# [EXERCISE MATERIALS]
——————————
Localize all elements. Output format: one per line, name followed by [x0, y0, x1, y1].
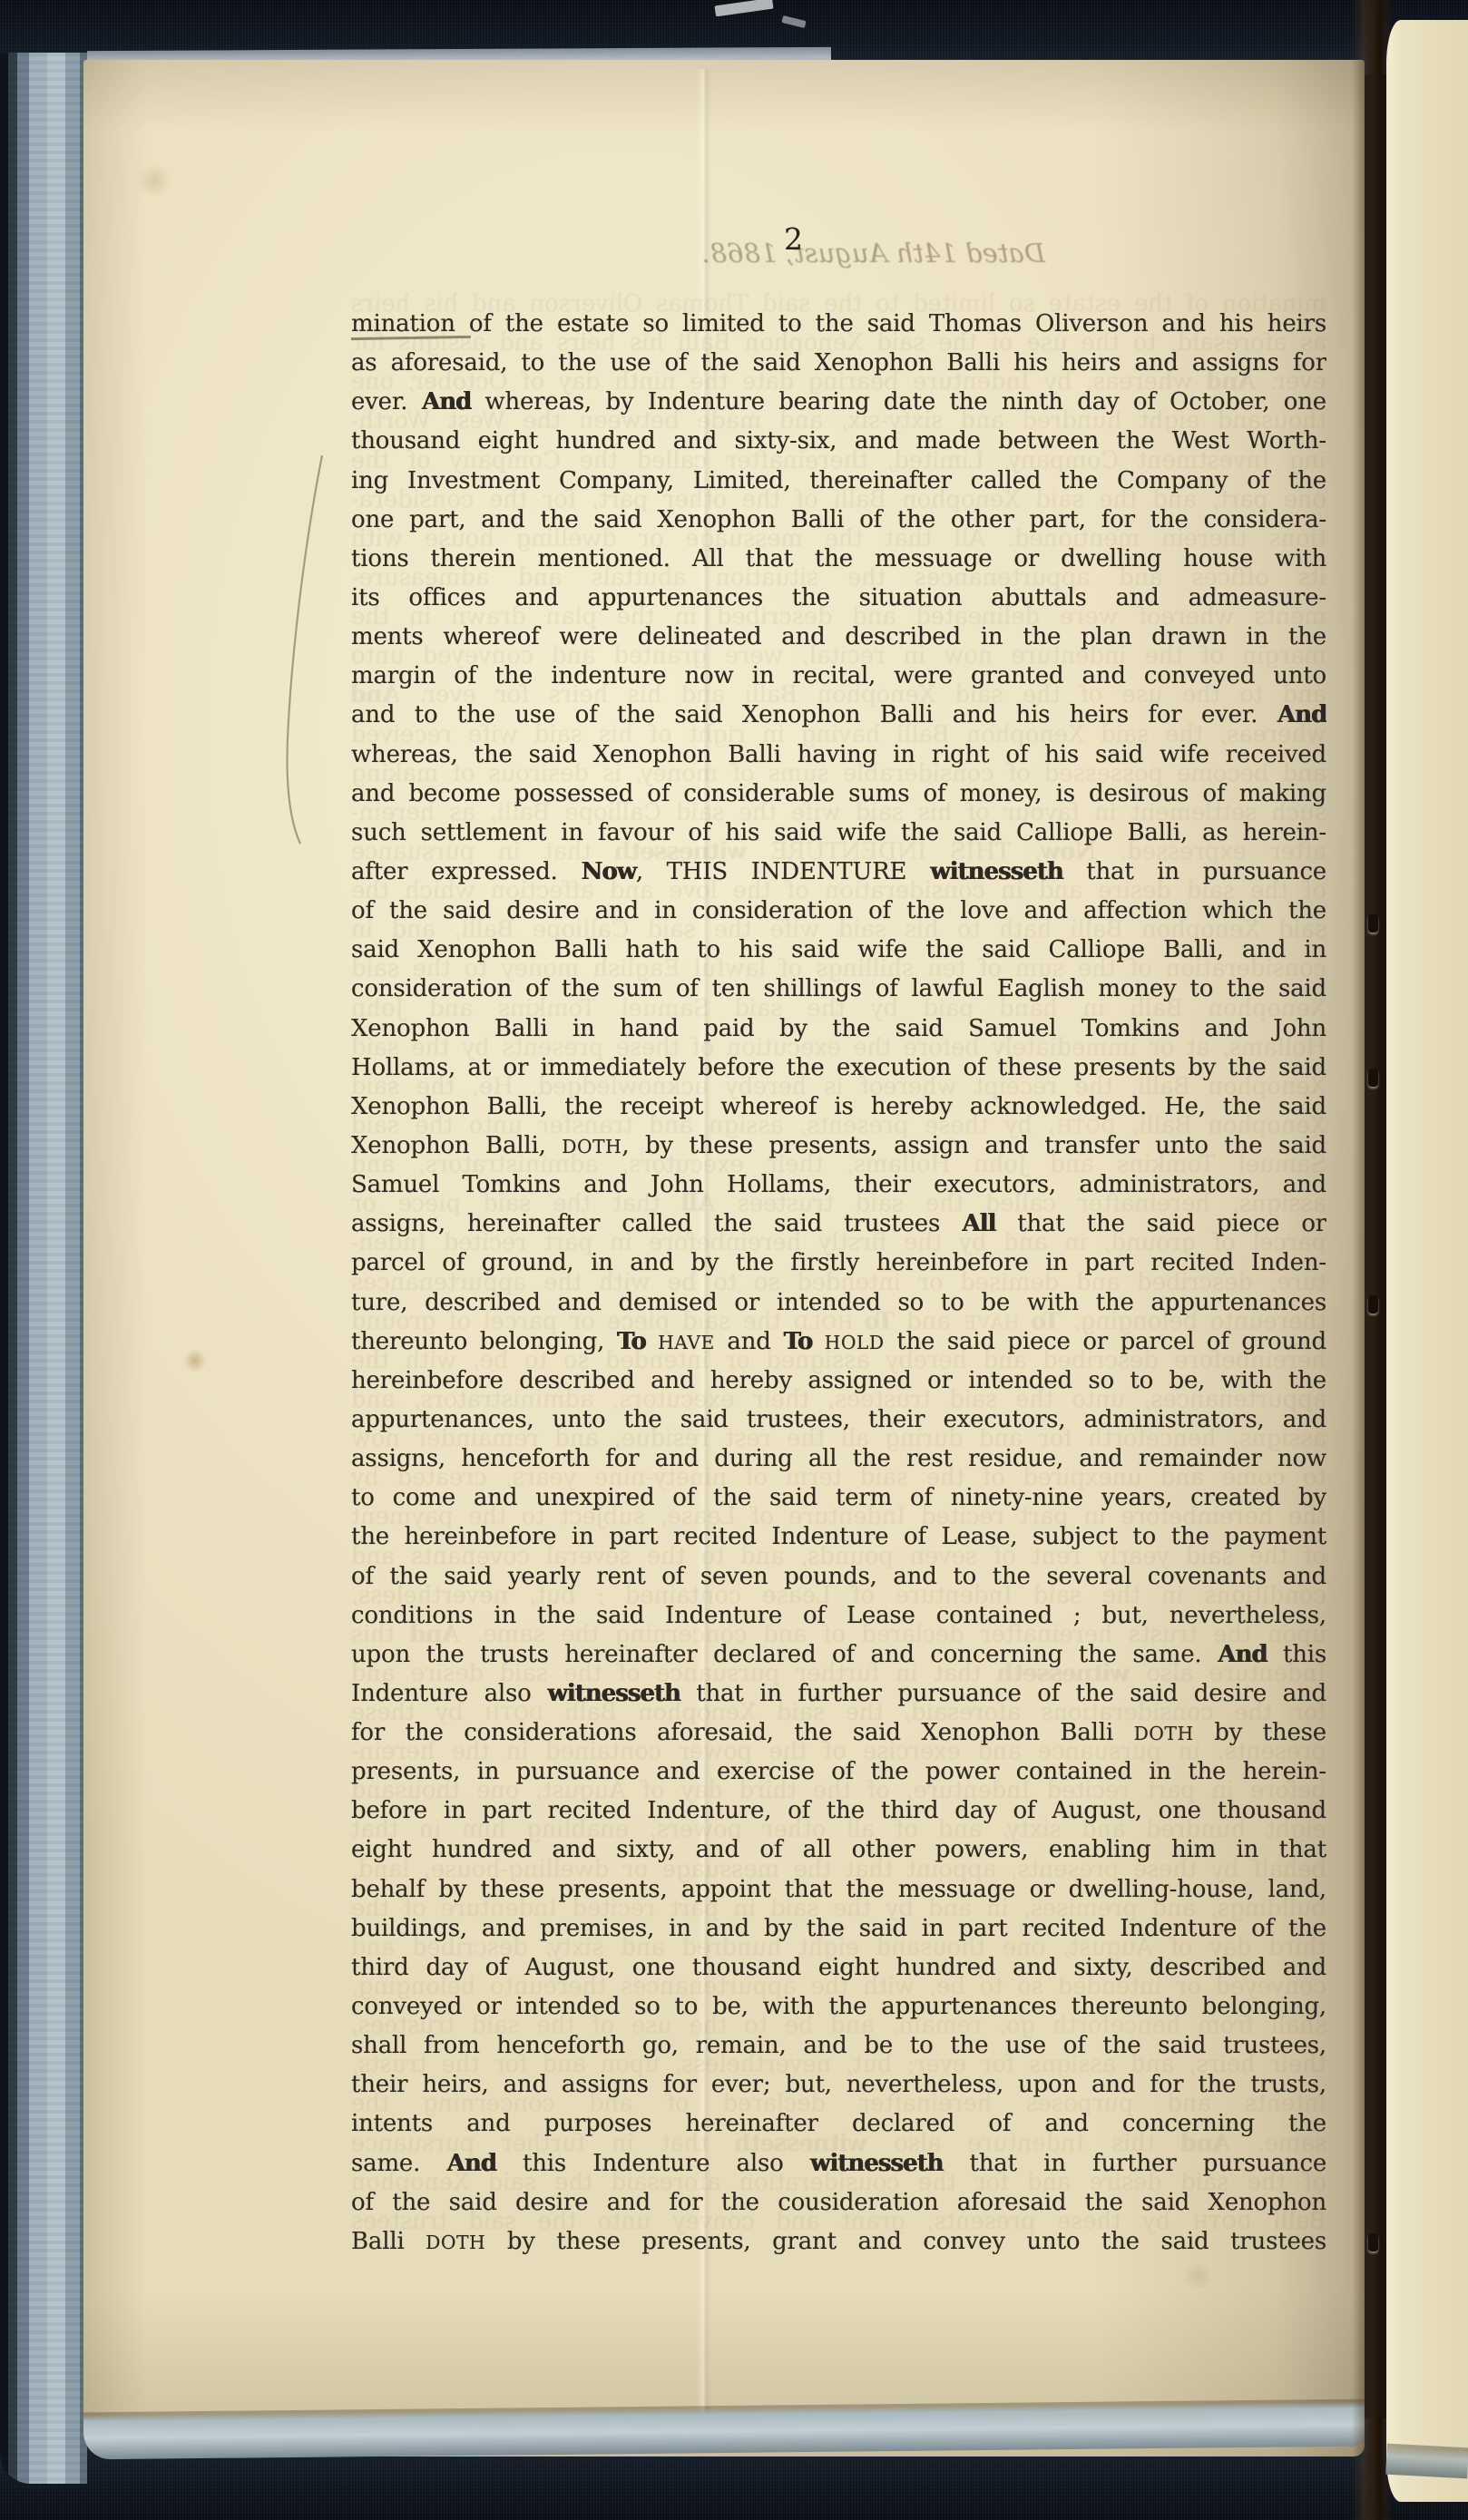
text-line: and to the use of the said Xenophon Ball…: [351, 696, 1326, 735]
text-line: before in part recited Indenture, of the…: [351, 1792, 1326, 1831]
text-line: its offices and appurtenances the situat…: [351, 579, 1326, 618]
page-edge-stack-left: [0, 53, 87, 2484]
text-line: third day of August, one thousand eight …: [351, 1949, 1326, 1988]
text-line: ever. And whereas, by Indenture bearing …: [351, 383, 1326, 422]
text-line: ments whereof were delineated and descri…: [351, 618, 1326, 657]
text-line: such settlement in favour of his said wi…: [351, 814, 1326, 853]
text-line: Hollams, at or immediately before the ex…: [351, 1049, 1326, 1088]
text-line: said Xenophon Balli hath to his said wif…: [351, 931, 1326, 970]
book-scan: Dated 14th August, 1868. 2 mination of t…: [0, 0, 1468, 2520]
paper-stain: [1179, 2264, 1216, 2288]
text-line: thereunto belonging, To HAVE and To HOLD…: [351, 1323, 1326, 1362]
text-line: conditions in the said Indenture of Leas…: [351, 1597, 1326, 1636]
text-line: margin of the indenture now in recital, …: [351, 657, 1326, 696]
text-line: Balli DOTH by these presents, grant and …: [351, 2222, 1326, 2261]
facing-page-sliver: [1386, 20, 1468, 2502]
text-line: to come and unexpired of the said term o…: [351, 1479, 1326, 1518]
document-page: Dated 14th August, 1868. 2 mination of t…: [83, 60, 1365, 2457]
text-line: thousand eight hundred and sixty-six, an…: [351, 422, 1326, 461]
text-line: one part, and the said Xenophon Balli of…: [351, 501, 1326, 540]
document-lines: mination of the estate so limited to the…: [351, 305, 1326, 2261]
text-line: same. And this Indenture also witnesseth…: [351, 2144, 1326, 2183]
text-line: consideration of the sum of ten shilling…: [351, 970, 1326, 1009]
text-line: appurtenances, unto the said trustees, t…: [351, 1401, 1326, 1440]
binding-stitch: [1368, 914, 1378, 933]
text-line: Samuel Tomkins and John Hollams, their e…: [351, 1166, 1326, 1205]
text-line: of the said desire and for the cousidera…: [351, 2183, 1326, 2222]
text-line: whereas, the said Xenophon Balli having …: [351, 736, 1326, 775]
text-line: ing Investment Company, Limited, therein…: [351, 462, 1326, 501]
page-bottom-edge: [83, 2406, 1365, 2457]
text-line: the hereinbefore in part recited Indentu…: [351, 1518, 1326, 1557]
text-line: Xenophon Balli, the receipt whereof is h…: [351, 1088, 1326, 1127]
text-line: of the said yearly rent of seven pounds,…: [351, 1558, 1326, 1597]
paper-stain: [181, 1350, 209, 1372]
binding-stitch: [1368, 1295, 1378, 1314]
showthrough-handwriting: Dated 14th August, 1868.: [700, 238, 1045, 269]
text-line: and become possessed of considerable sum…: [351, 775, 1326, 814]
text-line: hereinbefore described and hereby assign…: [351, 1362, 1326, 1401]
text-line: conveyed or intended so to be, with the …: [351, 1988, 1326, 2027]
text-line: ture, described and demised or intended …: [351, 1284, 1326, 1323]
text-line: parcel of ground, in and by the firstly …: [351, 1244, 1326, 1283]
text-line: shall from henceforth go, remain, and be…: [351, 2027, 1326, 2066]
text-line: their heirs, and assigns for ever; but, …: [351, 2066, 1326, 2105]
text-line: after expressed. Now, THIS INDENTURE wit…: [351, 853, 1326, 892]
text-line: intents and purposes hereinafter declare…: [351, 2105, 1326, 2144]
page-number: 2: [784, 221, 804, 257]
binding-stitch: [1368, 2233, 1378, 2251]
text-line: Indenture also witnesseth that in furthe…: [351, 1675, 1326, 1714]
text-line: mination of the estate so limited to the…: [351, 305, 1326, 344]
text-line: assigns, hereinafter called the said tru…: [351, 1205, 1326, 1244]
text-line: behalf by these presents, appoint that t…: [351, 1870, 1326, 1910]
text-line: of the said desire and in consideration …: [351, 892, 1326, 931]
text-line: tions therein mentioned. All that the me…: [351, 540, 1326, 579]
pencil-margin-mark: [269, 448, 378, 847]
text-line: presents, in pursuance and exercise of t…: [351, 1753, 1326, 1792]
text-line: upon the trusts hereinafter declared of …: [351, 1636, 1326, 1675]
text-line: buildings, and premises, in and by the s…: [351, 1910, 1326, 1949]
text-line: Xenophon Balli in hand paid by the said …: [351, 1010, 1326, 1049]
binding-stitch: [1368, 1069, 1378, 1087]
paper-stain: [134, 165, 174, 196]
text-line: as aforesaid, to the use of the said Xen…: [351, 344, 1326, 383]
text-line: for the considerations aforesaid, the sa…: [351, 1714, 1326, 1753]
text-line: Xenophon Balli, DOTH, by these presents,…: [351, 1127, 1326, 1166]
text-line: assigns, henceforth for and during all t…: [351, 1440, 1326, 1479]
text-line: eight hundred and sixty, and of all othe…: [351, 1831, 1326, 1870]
——————————
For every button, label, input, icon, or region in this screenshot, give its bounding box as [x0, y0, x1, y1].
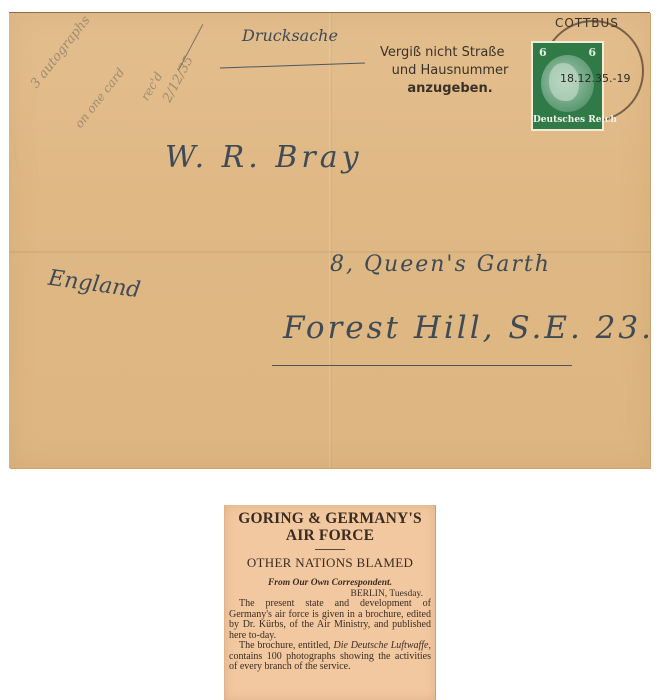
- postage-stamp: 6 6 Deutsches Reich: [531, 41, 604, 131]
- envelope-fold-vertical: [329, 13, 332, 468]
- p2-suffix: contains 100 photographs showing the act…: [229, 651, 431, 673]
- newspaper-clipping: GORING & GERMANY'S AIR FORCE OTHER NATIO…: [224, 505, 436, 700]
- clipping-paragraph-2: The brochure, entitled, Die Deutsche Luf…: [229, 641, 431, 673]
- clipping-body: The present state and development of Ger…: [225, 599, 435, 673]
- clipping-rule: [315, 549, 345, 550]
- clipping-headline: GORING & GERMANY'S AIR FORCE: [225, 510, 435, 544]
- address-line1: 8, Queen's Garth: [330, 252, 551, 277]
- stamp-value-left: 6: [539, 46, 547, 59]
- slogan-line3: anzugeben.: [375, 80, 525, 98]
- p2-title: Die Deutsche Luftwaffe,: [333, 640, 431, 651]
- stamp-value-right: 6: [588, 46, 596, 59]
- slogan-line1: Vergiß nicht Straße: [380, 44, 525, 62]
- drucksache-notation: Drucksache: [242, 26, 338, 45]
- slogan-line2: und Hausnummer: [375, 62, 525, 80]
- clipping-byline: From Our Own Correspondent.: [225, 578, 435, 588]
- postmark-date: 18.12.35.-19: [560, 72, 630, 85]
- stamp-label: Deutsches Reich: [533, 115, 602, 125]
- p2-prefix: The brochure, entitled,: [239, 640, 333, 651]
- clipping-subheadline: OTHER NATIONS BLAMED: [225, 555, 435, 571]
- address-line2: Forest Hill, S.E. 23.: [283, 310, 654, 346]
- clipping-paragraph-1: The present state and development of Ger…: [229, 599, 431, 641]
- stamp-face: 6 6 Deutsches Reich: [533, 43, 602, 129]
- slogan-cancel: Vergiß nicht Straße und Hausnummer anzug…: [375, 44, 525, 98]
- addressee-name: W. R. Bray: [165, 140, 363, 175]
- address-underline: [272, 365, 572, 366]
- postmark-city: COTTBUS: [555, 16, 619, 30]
——————————
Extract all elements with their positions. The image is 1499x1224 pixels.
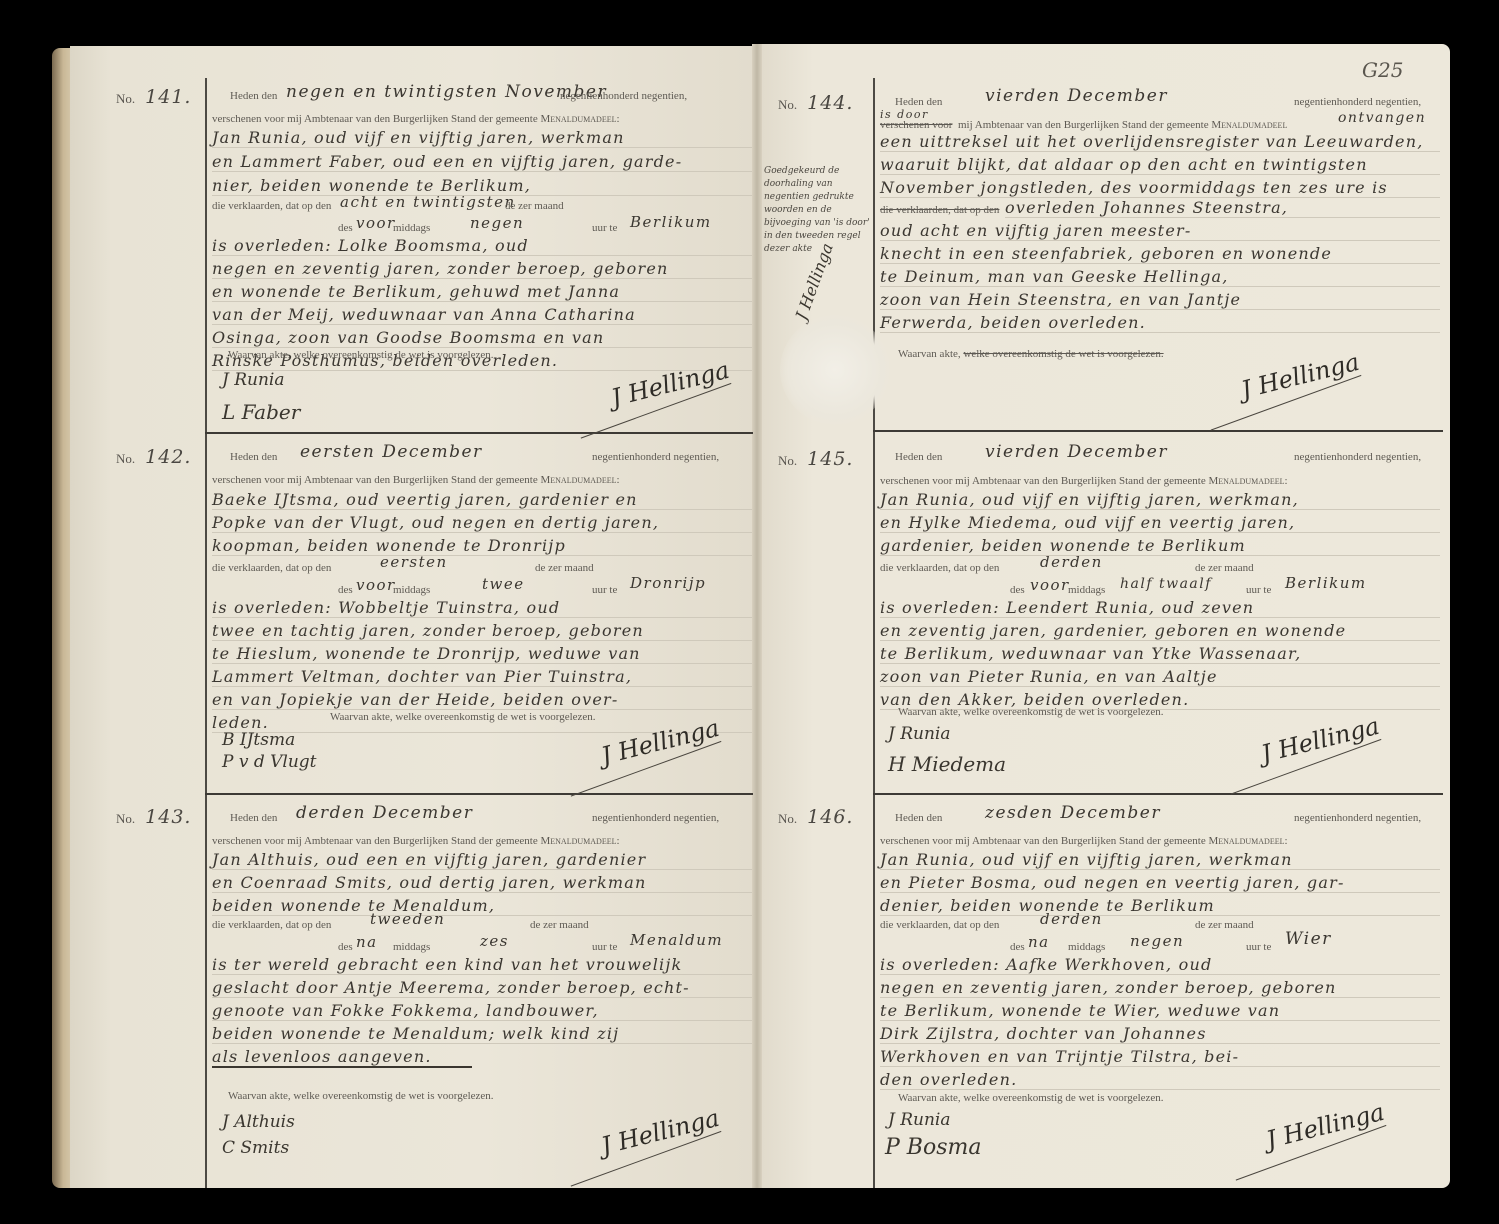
——————————
# [TO BE DONE]
Write out the rows of the first block, starting at the row that contains "Localize all elements." and ending at the row that contains "text-line: to come", both included, and leave the pictures out of your answer.

# [THE REPLY]
Localize all elements. Output format: one per line, name followed by [x0, y0, x1, y1].
text-line: and to the use of the said Xenophon Ball…: [351, 696, 1326, 735]
text-line: before in part recited Indenture, of the…: [351, 1792, 1326, 1831]
text-line: its offices and appurtenances the situat…: [351, 579, 1326, 618]
page-edge-stack-left: [0, 53, 87, 2484]
text-line: third day of August, one thousand eight …: [351, 1949, 1326, 1988]
text-line: ever. And whereas, by Indenture bearing …: [351, 383, 1326, 422]
text-line: ments whereof were delineated and descri…: [351, 618, 1326, 657]
text-line: such settlement in favour of his said wi…: [351, 814, 1326, 853]
text-line: Hollams, at or immediately before the ex…: [351, 1049, 1326, 1088]
text-line: said Xenophon Balli hath to his said wif…: [351, 931, 1326, 970]
book-scan: Dated 14th August, 1868. 2 mination of t…: [0, 0, 1468, 2520]
paper-stain: [1179, 2264, 1216, 2288]
text-line: thereunto belonging, To HAVE and To HOLD…: [351, 1323, 1326, 1362]
text-line: conditions in the said Indenture of Leas…: [351, 1597, 1326, 1636]
text-line: margin of the indenture now in recital, …: [351, 657, 1326, 696]
text-line: Balli DOTH by these presents, grant and …: [351, 2222, 1326, 2261]
facing-page-sliver: [1386, 20, 1468, 2502]
text-line: to come and unexpired of the said term o…: [351, 1479, 1326, 1518]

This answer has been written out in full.